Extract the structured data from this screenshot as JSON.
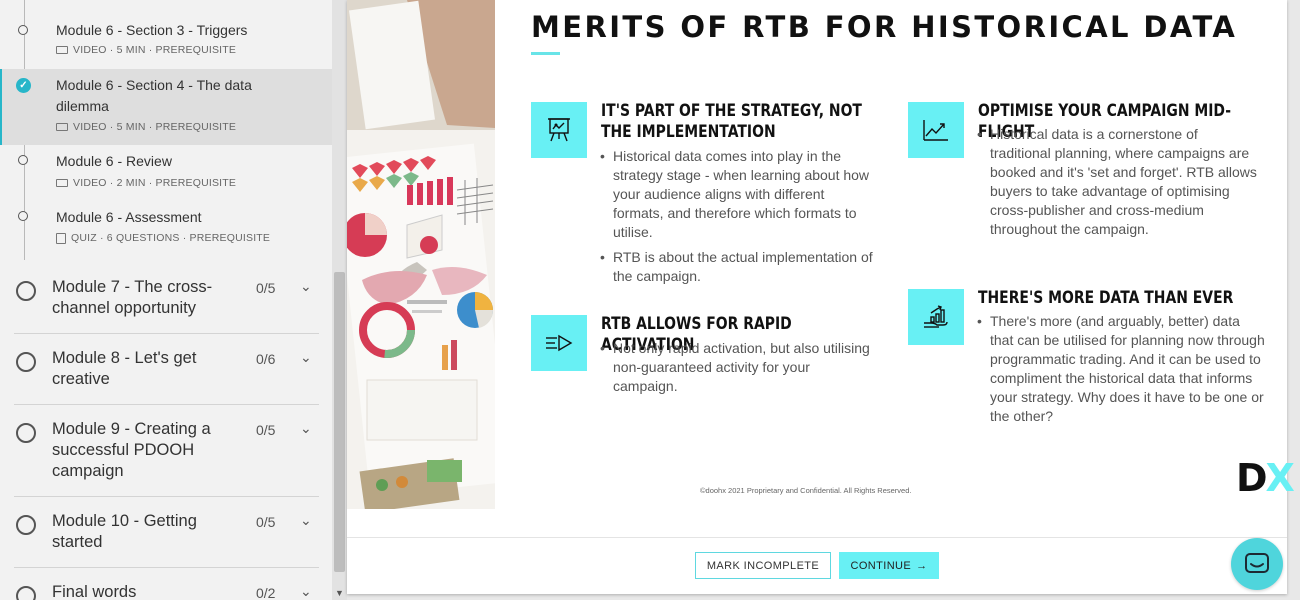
{
  "sidebar": {
    "top_lesson": {
      "title": "Module 6 - Section 3 - Triggers",
      "meta": "VIDEO · 5 MIN · PREREQUISITE"
    },
    "active_lesson": {
      "title": "Module 6 - Section 4 - The data dilemma",
      "meta": "VIDEO · 5 MIN · PREREQUISITE"
    },
    "review_lesson": {
      "title": "Module 6 - Review",
      "meta": "VIDEO · 2 MIN · PREREQUISITE"
    },
    "assessment_lesson": {
      "title": "Module 6 - Assessment",
      "meta": "QUIZ · 6 QUESTIONS · PREREQUISITE"
    },
    "modules": [
      {
        "title": "Module 7 - The cross-channel opportunity",
        "count": "0/5"
      },
      {
        "title": "Module 8 - Let's get creative",
        "count": "0/6"
      },
      {
        "title": "Module 9 - Creating a successful PDOOH campaign",
        "count": "0/5"
      },
      {
        "title": "Module 10 - Getting started",
        "count": "0/5"
      },
      {
        "title": "Final words",
        "count": "0/2"
      }
    ]
  },
  "slide": {
    "title": "MERITS OF RTB FOR HISTORICAL  DATA",
    "features": [
      {
        "icon": "presentation-chart-icon",
        "heading": "IT'S PART OF THE STRATEGY, NOT THE IMPLEMENTATION",
        "bullets": [
          "Historical data comes into play in the strategy stage - when learning about how your audience aligns with different formats, and therefore which formats to utilise.",
          "RTB is about the actual implementation of the campaign."
        ]
      },
      {
        "icon": "fast-arrow-icon",
        "heading": "RTB ALLOWS FOR RAPID ACTIVATION",
        "bullets": [
          "Not only rapid activation, but also utilising non-guaranteed activity for your campaign."
        ]
      },
      {
        "icon": "line-chart-icon",
        "heading": "OPTIMISE YOUR CAMPAIGN MID-FLIGHT",
        "bullets": [
          "Historical data is a cornerstone of traditional planning, where campaigns are booked and it's 'set and forget'. RTB allows buyers to take advantage of optimising cross-publisher and cross-medium throughout the campaign."
        ]
      },
      {
        "icon": "growth-hand-icon",
        "heading": "THERE'S MORE DATA THAN EVER",
        "bullets": [
          "There's more (and arguably, better) data that can be utilised for planning now through programmatic trading. And it can be used to compliment the historical data that informs your strategy. Why does it have to be one or the other?"
        ]
      }
    ],
    "copyright": "©doohx 2021 Proprietary and Confidential. All Rights Reserved.",
    "logo": {
      "d": "D",
      "x": "X"
    }
  },
  "footer": {
    "mark_incomplete": "MARK INCOMPLETE",
    "continue": "CONTINUE",
    "continue_arrow": "→"
  },
  "colors": {
    "accent": "#68f0f4",
    "check": "#27b6c9"
  }
}
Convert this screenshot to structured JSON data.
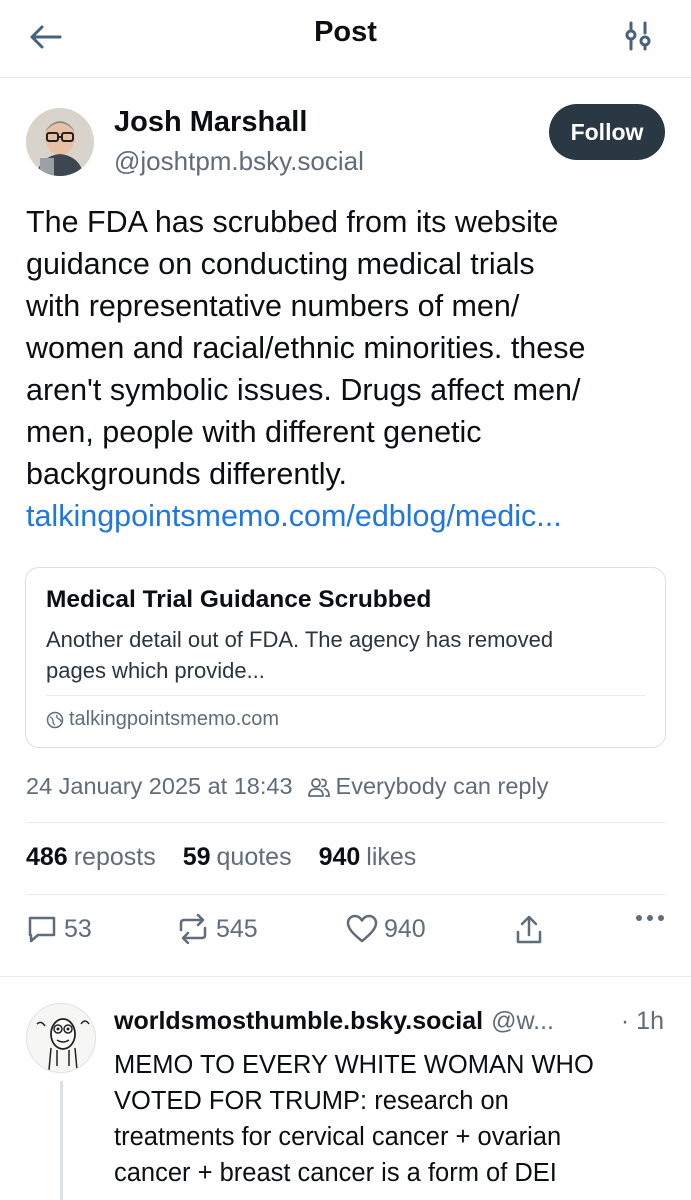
{
  "header": {
    "title": "Post"
  },
  "author": {
    "name": "Josh Marshall",
    "handle": "@joshtpm.bsky.social",
    "follow_label": "Follow"
  },
  "post": {
    "lines": [
      "The FDA has scrubbed from its website",
      "guidance on conducting medical trials",
      "with representative numbers of men/",
      "women and racial/ethnic minorities. these",
      "aren't symbolic issues. Drugs affect men/",
      "men, people with different genetic",
      "backgrounds differently."
    ],
    "link": "talkingpointsmemo.com/edblog/medic..."
  },
  "link_card": {
    "title": "Medical Trial Guidance Scrubbed",
    "desc_line1": "Another detail out of FDA. The agency has removed",
    "desc_line2": "pages which provide...",
    "domain": "talkingpointsmemo.com"
  },
  "meta": {
    "timestamp": "24 January 2025 at 18:43",
    "reply_setting": "Everybody can reply"
  },
  "stats": {
    "reposts_count": "486",
    "reposts_label": "reposts",
    "quotes_count": "59",
    "quotes_label": "quotes",
    "likes_count": "940",
    "likes_label": "likes"
  },
  "actions": {
    "replies": "53",
    "reposts": "545",
    "likes": "940"
  },
  "reply": {
    "name": "worldsmosthumble.bsky.social",
    "handle": "@w...",
    "time": "· 1h",
    "lines": [
      "MEMO TO EVERY WHITE WOMAN WHO",
      "VOTED FOR TRUMP: research on",
      "treatments for cervical cancer + ovarian",
      "cancer + breast cancer is a form of DEI"
    ]
  },
  "colors": {
    "link": "#1f77e0",
    "follow_bg": "#2a3844",
    "muted": "#5f6c7b"
  }
}
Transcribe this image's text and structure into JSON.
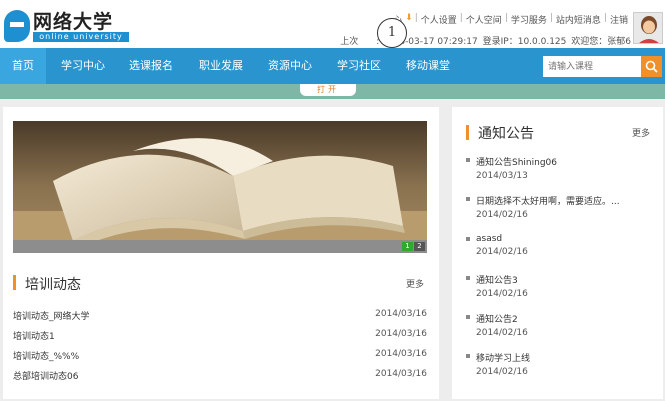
{
  "logo": {
    "cn": "网络大学",
    "en": "online university"
  },
  "toplinks": [
    "个人设置",
    "个人空间",
    "学习服务",
    "站内短消息",
    "注销"
  ],
  "toplinks_prefix": "心",
  "login": {
    "last_login_label": "上次",
    "last_login_time": ": 2014-03-17 07:29:17",
    "ip_label": "登录IP：",
    "ip": "10.0.0.125",
    "welcome": "欢迎您：张郁6"
  },
  "callout_number": "1",
  "nav": [
    "首页",
    "学习中心",
    "选课报名",
    "职业发展",
    "资源中心",
    "学习社区",
    "移动课堂"
  ],
  "search": {
    "placeholder": "请输入课程"
  },
  "open_tab": "打开",
  "banner_pages": [
    "1",
    "2"
  ],
  "training": {
    "title": "培训动态",
    "more": "更多",
    "items": [
      {
        "title": "培训动态_网络大学",
        "date": "2014/03/16"
      },
      {
        "title": "培训动态1",
        "date": "2014/03/16"
      },
      {
        "title": "培训动态_%%%",
        "date": "2014/03/16"
      },
      {
        "title": "总部培训动态06",
        "date": "2014/03/16"
      }
    ]
  },
  "notices": {
    "title": "通知公告",
    "more": "更多",
    "items": [
      {
        "title": "通知公告Shining06",
        "date": "2014/03/13"
      },
      {
        "title": "日期选择不太好用啊，需要适应。...",
        "date": "2014/02/16"
      },
      {
        "title": "asasd",
        "date": "2014/02/16"
      },
      {
        "title": "通知公告3",
        "date": "2014/02/16"
      },
      {
        "title": "通知公告2",
        "date": "2014/02/16"
      },
      {
        "title": "移动学习上线",
        "date": "2014/02/16"
      }
    ]
  },
  "colors": {
    "nav": "#2a94cf",
    "accent": "#f0902a",
    "teal": "#7fb7a6"
  }
}
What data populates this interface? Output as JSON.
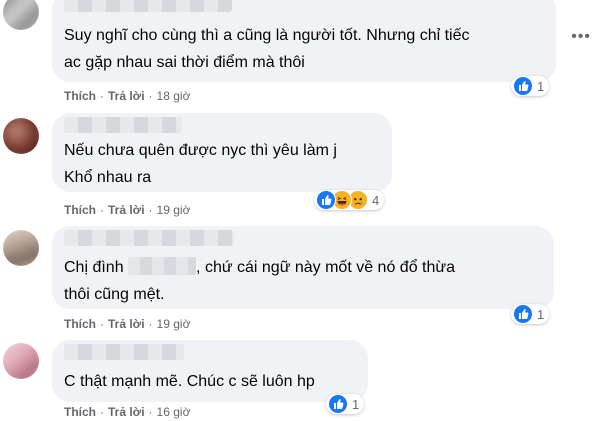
{
  "options_icon": "more-options-icon",
  "comments": [
    {
      "lines": [
        "Suy nghĩ cho cùng thì a cũng là người tốt. Nhưng chỉ tiếc",
        "ac gặp nhau sai thời điểm mà thôi"
      ],
      "like": "Thích",
      "reply": "Trả lời",
      "time": "18 giờ",
      "reactions": [
        "like"
      ],
      "reaction_count": "1"
    },
    {
      "lines": [
        "Nếu chưa quên được nyc thì yêu làm j",
        "Khổ nhau ra"
      ],
      "like": "Thích",
      "reply": "Trả lời",
      "time": "19 giờ",
      "reactions": [
        "like",
        "haha",
        "sad"
      ],
      "reaction_count": "4"
    },
    {
      "line1_before": "Chị đình",
      "line1_after": ", chứ cái ngữ này mốt về nó đổ thừa",
      "line2": "thôi cũng mệt.",
      "like": "Thích",
      "reply": "Trả lời",
      "time": "19 giờ",
      "reactions": [
        "like"
      ],
      "reaction_count": "1"
    },
    {
      "lines": [
        "C thật mạnh mẽ. Chúc c sẽ luôn hp"
      ],
      "like": "Thích",
      "reply": "Trả lời",
      "time": "16 giờ",
      "reactions": [
        "like"
      ],
      "reaction_count": "1"
    }
  ],
  "colors": {
    "bubble": "#f0f2f5",
    "meta": "#65676b",
    "like_blue": "#1877f2",
    "emoji_yellow": "#f7b125"
  }
}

Task details: Gather from the data above every line with the string "nhau".

Answer to the problem:
        "ac gặp nhau sai thời điểm mà thôi"
        "Khổ nhau ra"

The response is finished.